Document page records
..............................

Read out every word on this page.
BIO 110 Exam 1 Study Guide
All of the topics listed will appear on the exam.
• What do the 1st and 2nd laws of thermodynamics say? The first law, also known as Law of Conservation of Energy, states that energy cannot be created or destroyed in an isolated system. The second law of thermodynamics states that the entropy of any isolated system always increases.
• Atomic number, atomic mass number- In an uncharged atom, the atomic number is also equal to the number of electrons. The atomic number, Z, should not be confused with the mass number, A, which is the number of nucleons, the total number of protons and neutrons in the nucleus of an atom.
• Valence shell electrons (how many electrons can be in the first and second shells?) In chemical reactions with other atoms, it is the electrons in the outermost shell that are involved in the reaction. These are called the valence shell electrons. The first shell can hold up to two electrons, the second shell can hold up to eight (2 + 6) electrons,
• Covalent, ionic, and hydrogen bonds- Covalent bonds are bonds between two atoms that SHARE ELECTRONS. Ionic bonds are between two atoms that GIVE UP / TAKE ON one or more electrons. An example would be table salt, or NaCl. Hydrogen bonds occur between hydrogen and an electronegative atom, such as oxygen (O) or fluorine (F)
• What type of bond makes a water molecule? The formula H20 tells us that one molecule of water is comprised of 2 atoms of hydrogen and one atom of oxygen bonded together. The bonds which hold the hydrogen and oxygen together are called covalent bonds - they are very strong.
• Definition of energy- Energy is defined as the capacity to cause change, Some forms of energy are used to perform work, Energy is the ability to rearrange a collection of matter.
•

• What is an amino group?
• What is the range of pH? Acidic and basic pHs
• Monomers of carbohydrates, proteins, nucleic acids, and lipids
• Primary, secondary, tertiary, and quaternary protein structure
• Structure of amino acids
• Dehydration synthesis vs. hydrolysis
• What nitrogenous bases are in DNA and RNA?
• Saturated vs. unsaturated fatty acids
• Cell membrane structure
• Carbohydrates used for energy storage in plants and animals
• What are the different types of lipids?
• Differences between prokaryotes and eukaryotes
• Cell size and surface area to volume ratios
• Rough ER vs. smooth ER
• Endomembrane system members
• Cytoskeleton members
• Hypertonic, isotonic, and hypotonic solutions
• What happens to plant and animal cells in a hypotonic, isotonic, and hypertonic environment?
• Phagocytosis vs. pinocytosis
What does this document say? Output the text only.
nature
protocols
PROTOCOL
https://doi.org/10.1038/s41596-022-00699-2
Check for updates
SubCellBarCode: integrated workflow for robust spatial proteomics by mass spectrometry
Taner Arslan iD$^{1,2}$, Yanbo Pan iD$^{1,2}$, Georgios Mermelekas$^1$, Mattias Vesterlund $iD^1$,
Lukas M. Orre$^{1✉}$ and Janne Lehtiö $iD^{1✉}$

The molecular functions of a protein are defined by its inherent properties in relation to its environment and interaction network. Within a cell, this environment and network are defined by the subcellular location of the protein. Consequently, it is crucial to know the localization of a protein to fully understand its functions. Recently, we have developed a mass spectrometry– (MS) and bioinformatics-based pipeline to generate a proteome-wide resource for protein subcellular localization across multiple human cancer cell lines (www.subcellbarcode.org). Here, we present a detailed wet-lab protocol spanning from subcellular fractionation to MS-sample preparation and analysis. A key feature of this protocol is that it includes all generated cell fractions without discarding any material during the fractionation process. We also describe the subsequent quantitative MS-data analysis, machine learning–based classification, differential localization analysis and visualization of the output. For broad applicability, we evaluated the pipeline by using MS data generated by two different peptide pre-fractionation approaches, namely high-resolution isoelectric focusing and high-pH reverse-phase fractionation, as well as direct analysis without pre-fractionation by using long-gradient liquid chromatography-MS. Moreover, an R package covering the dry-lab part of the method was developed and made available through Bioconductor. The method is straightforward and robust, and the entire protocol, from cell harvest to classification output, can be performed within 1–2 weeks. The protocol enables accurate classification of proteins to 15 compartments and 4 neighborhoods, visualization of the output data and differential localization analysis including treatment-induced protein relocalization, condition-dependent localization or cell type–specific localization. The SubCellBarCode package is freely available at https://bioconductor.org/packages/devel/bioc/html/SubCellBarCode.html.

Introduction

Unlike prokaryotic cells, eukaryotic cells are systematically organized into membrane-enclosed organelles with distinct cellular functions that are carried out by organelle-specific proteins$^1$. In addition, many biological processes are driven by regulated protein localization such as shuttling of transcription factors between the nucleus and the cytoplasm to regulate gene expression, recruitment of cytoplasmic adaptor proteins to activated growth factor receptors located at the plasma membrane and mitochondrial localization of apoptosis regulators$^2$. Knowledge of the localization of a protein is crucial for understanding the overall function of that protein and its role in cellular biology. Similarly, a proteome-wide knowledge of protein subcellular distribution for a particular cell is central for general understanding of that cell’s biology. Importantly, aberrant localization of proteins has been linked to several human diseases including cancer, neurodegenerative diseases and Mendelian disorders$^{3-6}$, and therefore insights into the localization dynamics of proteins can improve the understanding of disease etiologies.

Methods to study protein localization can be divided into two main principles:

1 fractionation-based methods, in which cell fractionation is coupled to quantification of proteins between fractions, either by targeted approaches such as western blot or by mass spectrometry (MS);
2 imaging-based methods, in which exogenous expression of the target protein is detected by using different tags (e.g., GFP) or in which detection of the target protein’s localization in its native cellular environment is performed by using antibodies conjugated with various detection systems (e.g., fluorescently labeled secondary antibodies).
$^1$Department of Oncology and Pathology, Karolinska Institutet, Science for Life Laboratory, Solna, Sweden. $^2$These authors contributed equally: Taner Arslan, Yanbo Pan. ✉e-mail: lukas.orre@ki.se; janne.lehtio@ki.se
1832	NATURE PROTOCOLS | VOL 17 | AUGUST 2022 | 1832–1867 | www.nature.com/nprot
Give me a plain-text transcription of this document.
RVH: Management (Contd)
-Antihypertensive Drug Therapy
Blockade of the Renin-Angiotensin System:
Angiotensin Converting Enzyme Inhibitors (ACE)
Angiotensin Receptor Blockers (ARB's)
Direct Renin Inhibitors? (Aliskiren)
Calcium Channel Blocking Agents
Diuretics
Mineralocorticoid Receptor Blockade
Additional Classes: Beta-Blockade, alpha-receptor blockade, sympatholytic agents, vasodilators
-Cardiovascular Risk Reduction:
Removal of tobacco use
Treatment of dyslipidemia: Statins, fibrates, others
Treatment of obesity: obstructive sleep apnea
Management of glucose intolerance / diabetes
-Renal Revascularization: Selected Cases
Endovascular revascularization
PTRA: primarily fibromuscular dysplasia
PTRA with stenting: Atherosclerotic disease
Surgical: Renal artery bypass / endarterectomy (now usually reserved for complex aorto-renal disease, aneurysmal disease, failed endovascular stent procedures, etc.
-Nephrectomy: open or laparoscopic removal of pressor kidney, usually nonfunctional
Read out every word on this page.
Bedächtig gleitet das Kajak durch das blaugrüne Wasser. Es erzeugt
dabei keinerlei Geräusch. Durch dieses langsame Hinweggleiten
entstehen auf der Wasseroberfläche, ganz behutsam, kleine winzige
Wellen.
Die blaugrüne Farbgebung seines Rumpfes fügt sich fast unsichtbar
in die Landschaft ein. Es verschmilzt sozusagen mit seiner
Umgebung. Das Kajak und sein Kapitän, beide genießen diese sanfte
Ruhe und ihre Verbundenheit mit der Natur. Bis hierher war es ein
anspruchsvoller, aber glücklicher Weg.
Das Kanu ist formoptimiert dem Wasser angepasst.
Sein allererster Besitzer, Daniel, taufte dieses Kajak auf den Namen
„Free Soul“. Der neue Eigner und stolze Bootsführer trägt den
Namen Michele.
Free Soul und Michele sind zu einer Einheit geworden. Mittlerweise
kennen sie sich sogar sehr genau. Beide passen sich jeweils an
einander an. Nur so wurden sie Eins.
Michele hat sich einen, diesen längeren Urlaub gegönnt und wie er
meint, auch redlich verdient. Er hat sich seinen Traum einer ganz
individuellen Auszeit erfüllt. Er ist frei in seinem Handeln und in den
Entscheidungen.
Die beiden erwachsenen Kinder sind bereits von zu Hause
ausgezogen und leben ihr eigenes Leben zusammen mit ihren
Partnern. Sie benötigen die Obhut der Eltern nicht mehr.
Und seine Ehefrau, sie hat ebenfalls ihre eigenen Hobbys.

..............................

What you are asked to do
Copy each line containing the word "usually" from the data.

Answer for the task
Surgical: Renal artery bypass / endarterectomy (now usually reserved for complex aorto-renal disease, aneurysmal disease, failed endovascular stent procedures, etc.
-Nephrectomy: open or laparoscopic removal of pressor kidney, usually nonfunctional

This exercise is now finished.